Gather, from the data below, each line in which the word "Florencia" occurs.

## THE INPUT:
++++++++++

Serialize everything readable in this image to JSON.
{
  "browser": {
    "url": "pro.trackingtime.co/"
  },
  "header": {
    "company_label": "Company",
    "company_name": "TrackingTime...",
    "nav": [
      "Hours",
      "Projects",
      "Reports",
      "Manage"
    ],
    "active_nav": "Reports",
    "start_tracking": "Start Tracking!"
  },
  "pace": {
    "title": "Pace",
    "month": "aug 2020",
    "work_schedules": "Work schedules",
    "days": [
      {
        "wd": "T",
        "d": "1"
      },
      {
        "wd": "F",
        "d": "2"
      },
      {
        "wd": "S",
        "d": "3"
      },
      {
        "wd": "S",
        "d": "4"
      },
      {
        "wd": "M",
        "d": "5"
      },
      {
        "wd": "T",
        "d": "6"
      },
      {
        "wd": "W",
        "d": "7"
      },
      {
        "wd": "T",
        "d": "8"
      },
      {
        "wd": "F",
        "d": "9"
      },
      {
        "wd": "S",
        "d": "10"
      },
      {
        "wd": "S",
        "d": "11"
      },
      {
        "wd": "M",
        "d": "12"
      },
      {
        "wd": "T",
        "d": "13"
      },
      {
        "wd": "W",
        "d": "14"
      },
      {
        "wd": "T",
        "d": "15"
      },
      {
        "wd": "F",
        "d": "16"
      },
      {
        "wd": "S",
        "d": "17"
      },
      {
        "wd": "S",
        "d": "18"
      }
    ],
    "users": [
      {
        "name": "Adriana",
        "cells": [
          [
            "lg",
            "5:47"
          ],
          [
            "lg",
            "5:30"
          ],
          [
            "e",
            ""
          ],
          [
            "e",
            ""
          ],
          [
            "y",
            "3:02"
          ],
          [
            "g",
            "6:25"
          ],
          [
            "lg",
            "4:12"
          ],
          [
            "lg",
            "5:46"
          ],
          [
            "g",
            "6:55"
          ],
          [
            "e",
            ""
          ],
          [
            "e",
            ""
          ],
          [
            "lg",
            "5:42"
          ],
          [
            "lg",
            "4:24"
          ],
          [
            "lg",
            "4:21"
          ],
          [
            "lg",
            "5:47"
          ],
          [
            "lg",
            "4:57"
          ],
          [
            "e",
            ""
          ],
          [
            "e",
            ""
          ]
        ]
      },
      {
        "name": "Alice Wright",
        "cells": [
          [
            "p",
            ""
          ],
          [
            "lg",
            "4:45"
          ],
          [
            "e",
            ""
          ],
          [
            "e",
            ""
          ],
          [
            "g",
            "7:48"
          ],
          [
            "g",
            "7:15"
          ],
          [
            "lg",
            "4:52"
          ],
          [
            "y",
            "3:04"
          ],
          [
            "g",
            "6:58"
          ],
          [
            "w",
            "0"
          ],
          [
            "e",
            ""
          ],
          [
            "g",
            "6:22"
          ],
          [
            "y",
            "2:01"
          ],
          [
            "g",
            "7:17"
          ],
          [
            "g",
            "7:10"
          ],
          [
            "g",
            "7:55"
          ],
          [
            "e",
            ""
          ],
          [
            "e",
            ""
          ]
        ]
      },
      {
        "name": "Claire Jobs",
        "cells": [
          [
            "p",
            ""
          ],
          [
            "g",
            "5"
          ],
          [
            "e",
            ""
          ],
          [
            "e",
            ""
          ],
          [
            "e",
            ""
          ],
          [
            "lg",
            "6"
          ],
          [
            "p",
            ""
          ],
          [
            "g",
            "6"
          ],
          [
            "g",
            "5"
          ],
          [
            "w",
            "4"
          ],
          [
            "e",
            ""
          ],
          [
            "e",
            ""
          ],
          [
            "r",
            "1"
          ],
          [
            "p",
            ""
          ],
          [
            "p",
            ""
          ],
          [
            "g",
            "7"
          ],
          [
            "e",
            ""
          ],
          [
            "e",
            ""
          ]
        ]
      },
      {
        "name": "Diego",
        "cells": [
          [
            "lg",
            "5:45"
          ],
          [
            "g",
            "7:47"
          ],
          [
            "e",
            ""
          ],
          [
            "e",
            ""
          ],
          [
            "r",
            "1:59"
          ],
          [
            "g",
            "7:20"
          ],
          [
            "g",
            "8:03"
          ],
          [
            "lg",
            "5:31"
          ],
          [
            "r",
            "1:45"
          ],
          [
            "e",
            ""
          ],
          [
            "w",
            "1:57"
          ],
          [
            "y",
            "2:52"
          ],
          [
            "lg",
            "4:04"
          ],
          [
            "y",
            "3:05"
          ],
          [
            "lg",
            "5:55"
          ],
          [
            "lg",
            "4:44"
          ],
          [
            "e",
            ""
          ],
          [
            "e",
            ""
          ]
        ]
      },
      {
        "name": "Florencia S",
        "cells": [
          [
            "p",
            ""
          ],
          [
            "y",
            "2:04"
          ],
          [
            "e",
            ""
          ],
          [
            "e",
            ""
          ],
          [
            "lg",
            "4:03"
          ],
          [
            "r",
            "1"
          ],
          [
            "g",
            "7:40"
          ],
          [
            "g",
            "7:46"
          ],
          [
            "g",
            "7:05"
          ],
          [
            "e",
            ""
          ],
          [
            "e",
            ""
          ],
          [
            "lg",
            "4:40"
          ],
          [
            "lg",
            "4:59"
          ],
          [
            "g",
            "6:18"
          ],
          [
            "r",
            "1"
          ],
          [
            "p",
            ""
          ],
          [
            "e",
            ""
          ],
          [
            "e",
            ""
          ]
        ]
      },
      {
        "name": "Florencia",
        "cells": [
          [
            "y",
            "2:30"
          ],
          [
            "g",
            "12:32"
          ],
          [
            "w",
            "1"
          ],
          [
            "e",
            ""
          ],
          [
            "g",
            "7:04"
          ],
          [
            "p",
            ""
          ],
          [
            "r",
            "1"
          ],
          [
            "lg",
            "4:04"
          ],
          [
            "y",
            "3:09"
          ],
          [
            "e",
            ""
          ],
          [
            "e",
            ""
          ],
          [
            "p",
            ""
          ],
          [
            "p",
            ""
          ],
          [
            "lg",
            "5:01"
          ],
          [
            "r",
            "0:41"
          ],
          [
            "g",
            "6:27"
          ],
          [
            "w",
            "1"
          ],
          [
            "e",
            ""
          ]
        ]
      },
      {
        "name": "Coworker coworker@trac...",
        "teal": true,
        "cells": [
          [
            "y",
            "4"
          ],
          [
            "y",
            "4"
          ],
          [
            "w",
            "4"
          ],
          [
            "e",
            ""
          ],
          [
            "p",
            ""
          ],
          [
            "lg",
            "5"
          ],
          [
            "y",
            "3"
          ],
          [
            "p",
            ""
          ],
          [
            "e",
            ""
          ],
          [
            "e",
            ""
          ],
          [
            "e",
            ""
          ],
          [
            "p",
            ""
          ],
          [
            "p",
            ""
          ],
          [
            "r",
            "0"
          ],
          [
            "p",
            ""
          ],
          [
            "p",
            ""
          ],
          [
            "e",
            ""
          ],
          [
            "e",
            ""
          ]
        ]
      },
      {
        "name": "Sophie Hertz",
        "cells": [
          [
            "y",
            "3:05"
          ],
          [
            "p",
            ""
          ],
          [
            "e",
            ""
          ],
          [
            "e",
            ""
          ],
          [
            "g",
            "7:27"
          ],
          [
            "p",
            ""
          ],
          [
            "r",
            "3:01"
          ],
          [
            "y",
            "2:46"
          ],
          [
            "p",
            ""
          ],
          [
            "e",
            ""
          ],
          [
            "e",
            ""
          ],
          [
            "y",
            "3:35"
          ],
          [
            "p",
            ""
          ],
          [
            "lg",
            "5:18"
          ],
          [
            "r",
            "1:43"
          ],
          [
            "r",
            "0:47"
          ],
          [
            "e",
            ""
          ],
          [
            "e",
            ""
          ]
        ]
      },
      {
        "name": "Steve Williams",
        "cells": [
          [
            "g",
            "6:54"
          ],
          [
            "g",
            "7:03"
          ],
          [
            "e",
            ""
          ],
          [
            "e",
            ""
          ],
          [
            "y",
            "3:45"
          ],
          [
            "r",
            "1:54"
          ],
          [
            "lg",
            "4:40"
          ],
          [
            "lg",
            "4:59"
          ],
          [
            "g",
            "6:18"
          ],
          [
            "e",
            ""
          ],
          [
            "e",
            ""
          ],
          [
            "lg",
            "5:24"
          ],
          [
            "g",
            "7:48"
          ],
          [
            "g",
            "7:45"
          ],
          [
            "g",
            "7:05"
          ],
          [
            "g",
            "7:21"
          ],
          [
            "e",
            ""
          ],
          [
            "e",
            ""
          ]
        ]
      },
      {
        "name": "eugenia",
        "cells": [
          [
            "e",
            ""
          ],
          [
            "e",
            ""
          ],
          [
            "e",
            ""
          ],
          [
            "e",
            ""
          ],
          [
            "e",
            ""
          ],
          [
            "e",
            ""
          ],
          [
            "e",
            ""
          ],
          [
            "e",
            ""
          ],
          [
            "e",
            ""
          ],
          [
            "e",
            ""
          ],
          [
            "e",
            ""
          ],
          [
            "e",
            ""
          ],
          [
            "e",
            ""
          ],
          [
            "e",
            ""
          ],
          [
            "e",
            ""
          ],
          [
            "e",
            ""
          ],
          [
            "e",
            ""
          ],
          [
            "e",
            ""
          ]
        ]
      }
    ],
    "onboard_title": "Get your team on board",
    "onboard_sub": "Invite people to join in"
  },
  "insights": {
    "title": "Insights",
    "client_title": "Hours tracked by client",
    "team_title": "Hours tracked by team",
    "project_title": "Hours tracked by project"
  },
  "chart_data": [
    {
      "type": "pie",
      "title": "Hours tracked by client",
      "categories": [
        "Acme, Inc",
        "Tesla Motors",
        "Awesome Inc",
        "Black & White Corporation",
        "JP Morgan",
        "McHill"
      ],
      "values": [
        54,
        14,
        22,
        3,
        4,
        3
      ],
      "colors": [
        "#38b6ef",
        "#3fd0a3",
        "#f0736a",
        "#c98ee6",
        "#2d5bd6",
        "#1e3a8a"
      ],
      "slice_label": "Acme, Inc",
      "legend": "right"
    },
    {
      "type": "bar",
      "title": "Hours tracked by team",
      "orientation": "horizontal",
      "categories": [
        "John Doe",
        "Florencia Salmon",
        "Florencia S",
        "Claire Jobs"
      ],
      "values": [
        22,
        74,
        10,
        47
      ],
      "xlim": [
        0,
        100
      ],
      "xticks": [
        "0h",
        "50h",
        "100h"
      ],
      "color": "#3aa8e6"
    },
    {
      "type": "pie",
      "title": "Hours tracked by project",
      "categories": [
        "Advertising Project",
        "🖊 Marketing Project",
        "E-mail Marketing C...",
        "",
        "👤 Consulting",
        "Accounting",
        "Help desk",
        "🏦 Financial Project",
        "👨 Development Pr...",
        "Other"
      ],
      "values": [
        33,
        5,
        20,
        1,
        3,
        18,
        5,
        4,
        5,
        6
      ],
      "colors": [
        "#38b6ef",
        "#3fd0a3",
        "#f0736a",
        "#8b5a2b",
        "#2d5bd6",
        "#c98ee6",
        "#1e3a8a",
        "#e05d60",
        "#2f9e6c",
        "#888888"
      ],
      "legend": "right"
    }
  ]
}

++++++++++

## OUTPUT FOR THIS TASK:
        "name": "Florencia S",
        "name": "Florencia",
        "Florencia Salmon",
        "Florencia S",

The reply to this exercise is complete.